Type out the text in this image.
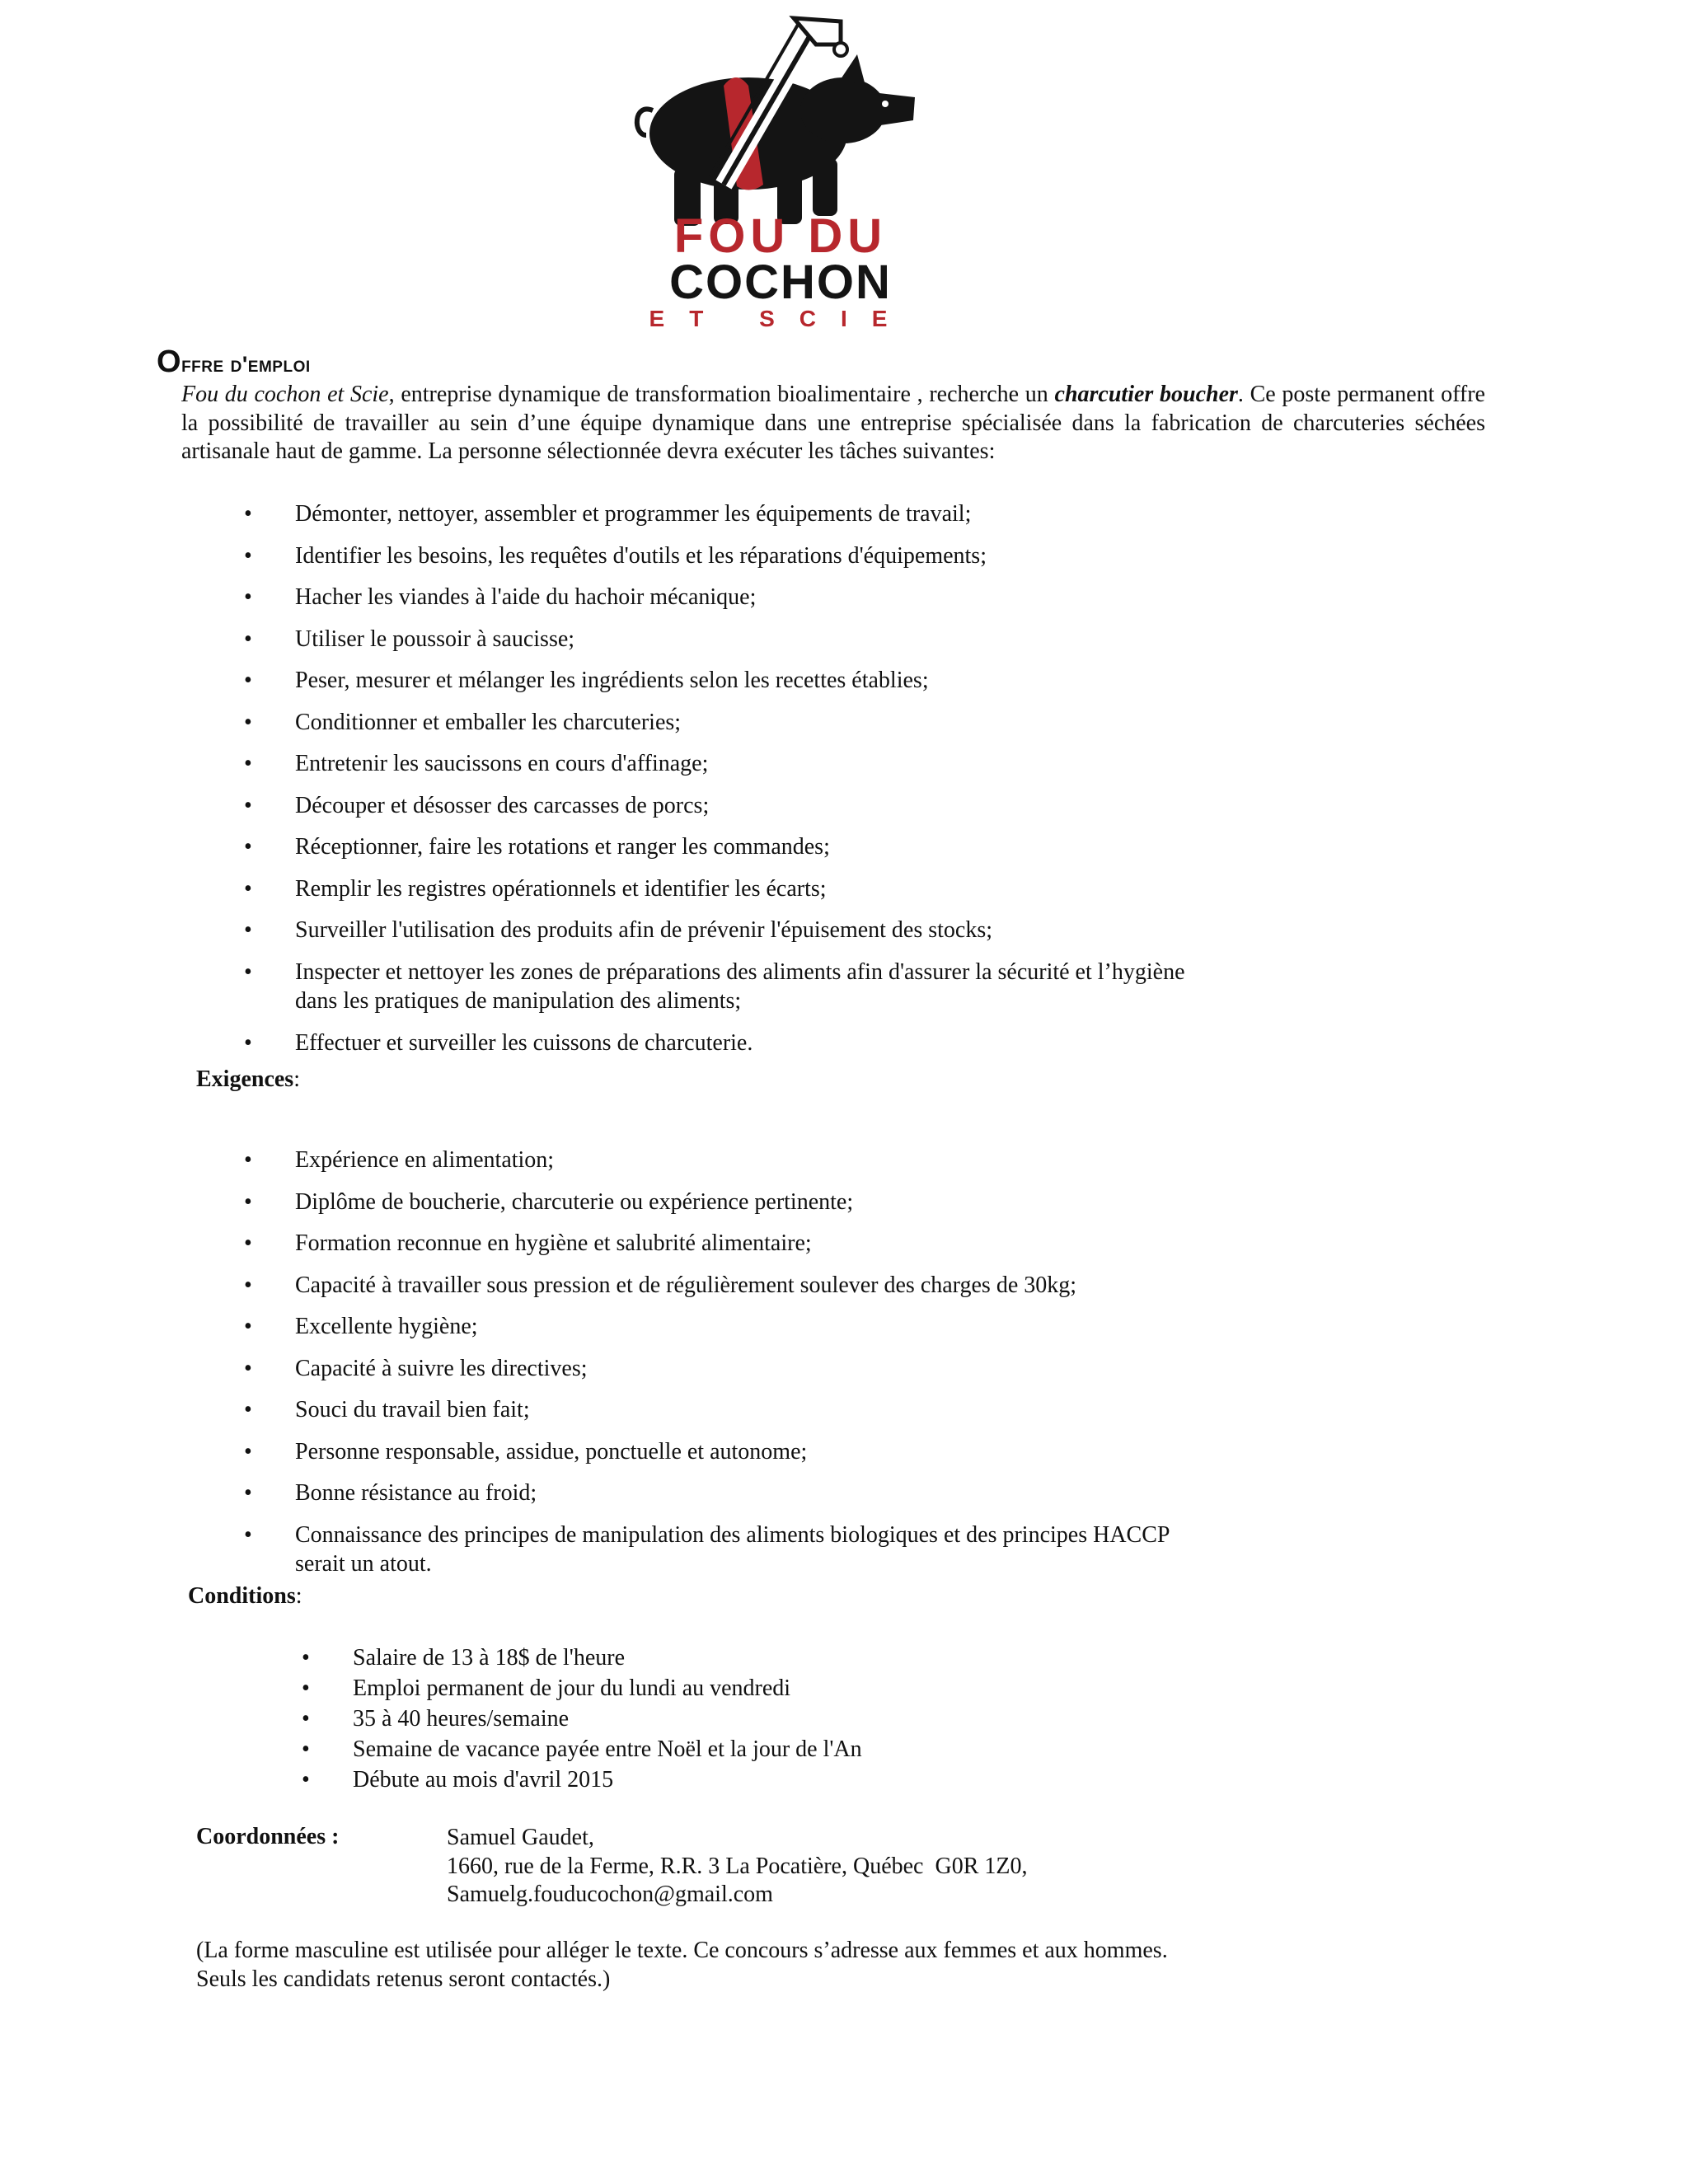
FOU DU
COCHON
ET SCIE
Offre d'emploi

Fou du cochon et Scie, entreprise dynamique de transformation bioalimentaire , recherche un charcutier boucher. Ce poste permanent offre la possibilité de travailler au sein d’une équipe dynamique dans une entreprise spécialisée dans la fabrication de charcuteries séchées artisanale haut de gamme. La personne sélectionnée devra exécuter les tâches suivantes:

• Démonter, nettoyer, assembler et programmer les équipements de travail;
• Identifier les besoins, les requêtes d'outils et les réparations d'équipements;
• Hacher les viandes à l'aide du hachoir mécanique;
• Utiliser le poussoir à saucisse;
• Peser, mesurer et mélanger les ingrédients selon les recettes établies;
• Conditionner et emballer les charcuteries;
• Entretenir les saucissons en cours d'affinage;
• Découper et désosser des carcasses de porcs;
• Réceptionner, faire les rotations et ranger les commandes;
• Remplir les registres opérationnels et identifier les écarts;
• Surveiller l'utilisation des produits afin de prévenir l'épuisement des stocks;
• Inspecter et nettoyer les zones de préparations des aliments afin d'assurer la sécurité et l’hygiène dans les pratiques de manipulation des aliments;
• Effectuer et surveiller les cuissons de charcuterie.
Exigences:
• Expérience en alimentation;
• Diplôme de boucherie, charcuterie ou expérience pertinente;
• Formation reconnue en hygiène et salubrité alimentaire;
• Capacité à travailler sous pression et de régulièrement soulever des charges de 30kg;
• Excellente hygiène;
• Capacité à suivre les directives;
• Souci du travail bien fait;
• Personne responsable, assidue, ponctuelle et autonome;
• Bonne résistance au froid;
• Connaissance des principes de manipulation des aliments biologiques et des principes HACCP serait un atout.
Conditions:
• Salaire de 13 à 18$ de l'heure
• Emploi permanent de jour du lundi au vendredi
• 35 à 40 heures/semaine
• Semaine de vacance payée entre Noël et la jour de l'An
• Débute au mois d'avril 2015
Coordonnées :	Samuel Gaudet,
1660, rue de la Ferme, R.R. 3 La Pocatière, Québec  G0R 1Z0,
Samuelg.fouducochon@gmail.com

(La forme masculine est utilisée pour alléger le texte. Ce concours s’adresse aux femmes et aux hommes. Seuls les candidats retenus seront contactés.)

..........

__Work to do__. Lines containing the word "charcuteries" must all be returned from the material above.

__Written solution__.
Fou du cochon et Scie, entreprise dynamique de transformation bioalimentaire , recherche un charcutier boucher. Ce poste permanent offre la possibilité de travailler au sein d’une équipe dynamique dans une entreprise spécialisée dans la fabrication de charcuteries séchées artisanale haut de gamme. La personne sélectionnée devra exécuter les tâches suivantes:
• Conditionner et emballer les charcuteries;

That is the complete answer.